- [REQUIRED TASK]: Count the lines that hold the string "disease". Reply with the number alone.

################

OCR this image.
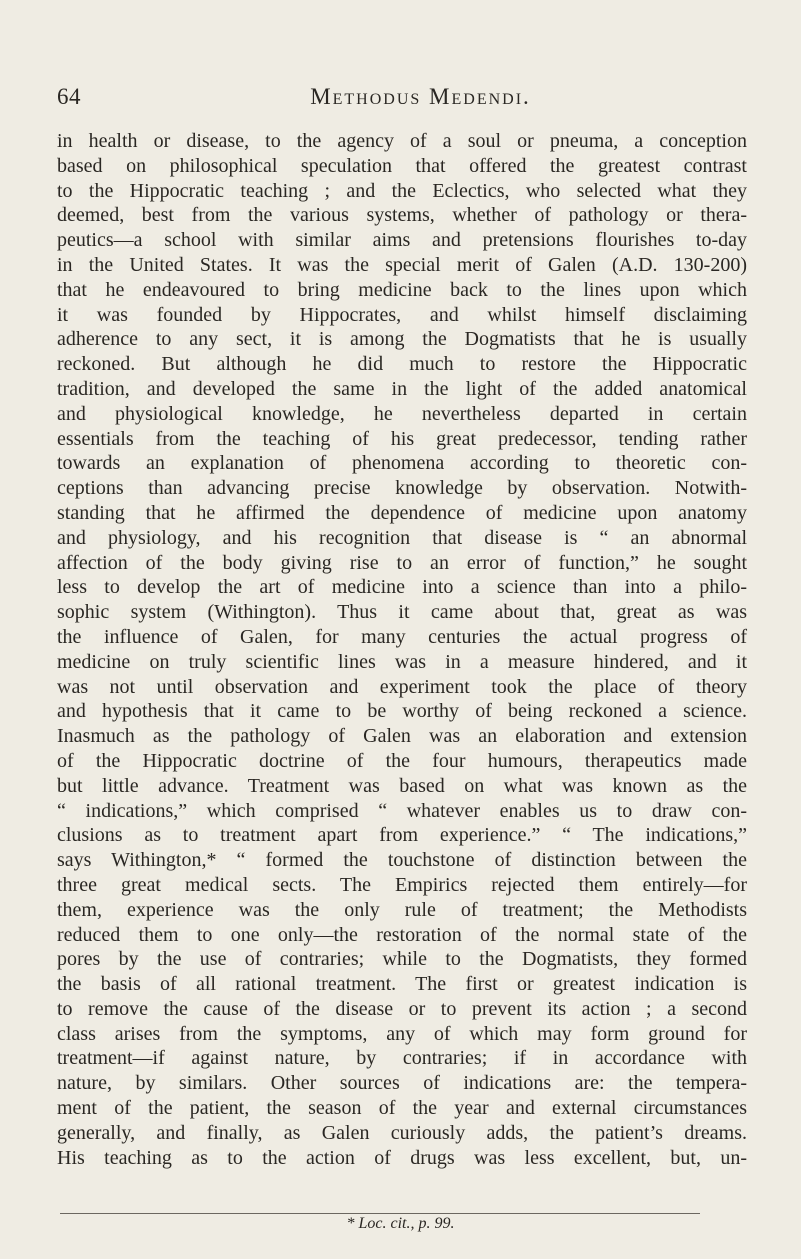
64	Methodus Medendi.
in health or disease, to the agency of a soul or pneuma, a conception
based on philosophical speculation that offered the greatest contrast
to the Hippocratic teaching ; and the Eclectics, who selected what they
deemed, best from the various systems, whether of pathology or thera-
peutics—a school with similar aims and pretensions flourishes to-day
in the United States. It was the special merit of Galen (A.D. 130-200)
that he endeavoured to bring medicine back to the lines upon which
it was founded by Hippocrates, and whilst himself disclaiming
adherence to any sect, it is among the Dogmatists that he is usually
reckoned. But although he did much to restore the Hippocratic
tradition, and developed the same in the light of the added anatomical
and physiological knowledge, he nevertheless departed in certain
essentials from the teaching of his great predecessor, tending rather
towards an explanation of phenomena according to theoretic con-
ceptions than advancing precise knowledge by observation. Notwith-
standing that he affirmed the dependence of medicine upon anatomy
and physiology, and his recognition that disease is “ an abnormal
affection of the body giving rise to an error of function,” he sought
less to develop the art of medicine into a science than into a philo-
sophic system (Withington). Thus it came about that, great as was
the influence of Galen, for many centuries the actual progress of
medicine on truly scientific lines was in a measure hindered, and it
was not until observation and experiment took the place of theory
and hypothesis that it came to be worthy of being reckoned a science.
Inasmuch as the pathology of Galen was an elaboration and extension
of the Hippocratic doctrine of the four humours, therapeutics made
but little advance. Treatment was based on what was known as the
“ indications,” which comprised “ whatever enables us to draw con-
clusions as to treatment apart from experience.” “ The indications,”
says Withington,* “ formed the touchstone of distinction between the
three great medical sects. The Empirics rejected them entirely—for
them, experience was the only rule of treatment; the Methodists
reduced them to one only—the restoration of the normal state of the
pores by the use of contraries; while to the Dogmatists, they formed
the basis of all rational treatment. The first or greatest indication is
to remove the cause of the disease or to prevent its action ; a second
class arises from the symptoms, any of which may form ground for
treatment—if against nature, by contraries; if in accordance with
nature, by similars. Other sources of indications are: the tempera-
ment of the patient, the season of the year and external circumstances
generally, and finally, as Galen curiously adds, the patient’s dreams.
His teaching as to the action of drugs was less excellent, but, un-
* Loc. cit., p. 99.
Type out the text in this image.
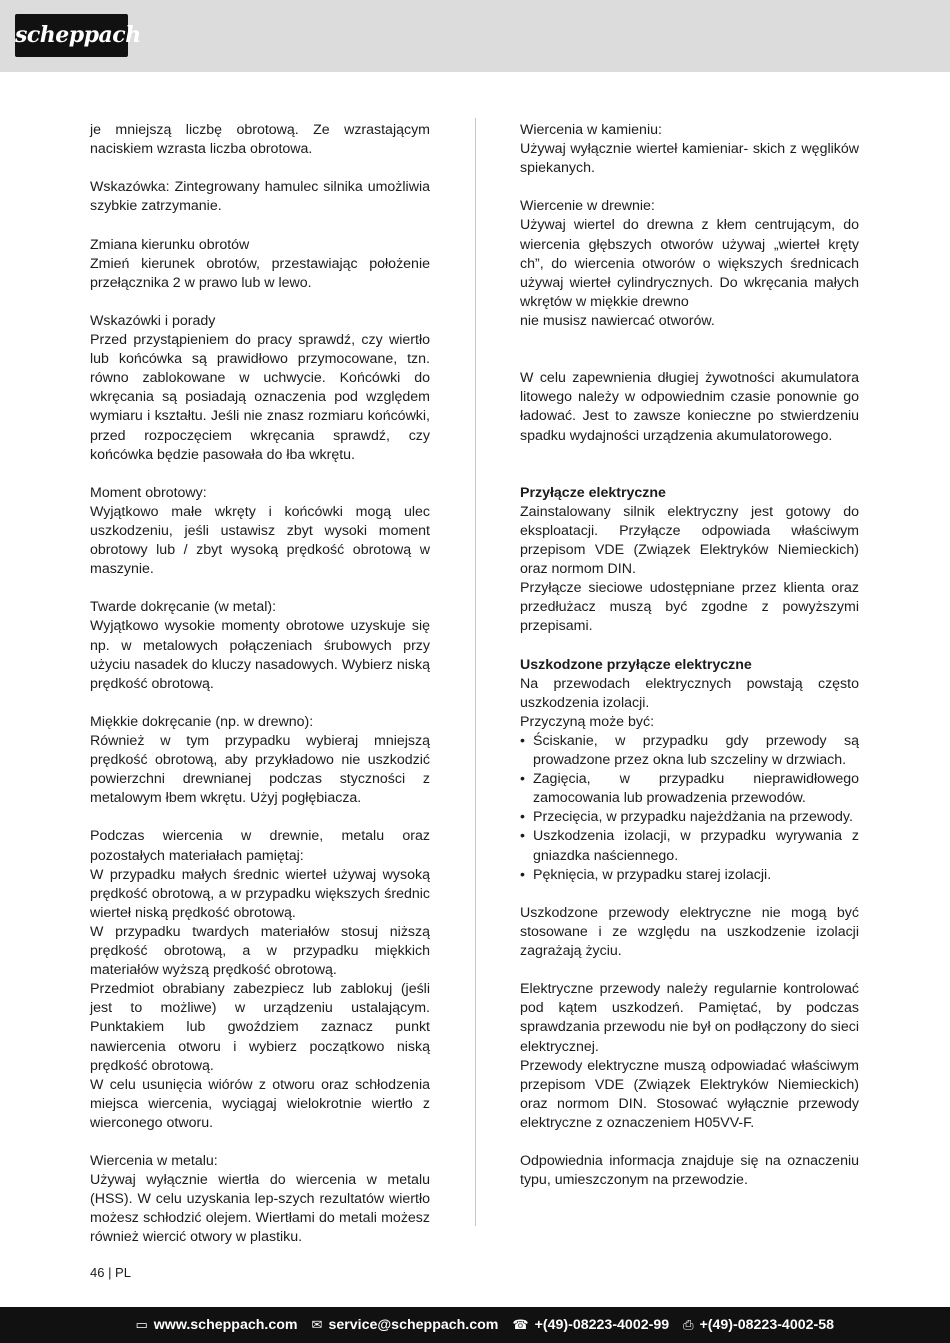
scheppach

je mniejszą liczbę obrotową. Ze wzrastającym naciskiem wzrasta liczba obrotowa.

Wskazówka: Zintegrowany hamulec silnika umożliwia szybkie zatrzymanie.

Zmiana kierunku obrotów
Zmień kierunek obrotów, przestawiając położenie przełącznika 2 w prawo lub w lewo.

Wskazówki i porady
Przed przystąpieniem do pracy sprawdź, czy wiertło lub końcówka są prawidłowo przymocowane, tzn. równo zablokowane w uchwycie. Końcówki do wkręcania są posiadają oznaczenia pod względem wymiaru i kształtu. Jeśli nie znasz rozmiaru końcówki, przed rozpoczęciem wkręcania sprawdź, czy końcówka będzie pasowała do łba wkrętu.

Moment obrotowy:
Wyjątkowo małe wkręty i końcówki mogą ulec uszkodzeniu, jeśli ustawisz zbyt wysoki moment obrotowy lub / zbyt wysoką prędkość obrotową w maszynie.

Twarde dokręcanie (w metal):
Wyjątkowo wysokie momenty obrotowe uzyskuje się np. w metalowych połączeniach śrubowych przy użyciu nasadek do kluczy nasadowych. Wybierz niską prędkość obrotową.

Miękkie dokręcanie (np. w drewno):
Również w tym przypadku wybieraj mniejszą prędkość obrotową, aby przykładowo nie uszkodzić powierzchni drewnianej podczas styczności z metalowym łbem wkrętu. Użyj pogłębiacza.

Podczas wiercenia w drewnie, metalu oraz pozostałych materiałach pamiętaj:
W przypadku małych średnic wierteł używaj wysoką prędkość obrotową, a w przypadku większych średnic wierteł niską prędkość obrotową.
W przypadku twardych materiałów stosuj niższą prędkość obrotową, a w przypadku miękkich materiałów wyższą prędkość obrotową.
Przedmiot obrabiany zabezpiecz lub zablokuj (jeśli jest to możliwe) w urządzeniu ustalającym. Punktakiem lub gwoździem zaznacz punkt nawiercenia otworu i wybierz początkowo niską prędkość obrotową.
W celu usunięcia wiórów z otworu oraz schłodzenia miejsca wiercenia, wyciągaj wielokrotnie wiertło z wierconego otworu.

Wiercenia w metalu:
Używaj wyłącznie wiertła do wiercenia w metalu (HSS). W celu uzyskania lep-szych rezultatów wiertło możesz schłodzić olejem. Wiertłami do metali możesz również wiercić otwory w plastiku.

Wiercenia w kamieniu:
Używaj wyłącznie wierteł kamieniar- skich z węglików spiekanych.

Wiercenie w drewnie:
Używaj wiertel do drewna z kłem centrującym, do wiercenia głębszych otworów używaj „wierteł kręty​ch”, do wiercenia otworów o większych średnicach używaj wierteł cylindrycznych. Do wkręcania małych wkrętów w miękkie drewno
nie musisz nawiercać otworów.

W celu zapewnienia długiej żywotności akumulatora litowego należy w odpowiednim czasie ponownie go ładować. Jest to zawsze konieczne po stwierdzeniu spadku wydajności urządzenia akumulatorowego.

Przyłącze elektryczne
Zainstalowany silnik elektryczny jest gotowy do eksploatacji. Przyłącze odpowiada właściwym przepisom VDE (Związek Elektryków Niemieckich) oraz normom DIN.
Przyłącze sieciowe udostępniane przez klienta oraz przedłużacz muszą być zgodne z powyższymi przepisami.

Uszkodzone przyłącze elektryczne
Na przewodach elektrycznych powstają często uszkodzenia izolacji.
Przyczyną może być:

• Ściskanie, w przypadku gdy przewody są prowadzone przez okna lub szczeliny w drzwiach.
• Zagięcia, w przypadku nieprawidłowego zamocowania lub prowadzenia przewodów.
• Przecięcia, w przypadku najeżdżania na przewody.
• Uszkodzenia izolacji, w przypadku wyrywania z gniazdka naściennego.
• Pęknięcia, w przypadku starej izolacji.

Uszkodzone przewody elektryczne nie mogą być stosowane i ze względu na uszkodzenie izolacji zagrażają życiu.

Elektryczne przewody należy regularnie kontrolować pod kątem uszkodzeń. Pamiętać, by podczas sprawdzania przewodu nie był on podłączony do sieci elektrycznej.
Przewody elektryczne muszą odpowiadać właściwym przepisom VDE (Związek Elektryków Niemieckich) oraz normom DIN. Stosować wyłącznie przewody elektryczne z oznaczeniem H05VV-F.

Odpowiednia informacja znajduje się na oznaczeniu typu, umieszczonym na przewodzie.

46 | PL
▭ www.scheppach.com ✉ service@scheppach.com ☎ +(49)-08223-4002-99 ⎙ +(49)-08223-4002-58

################

- [WRITTEN SOLUTION]: 3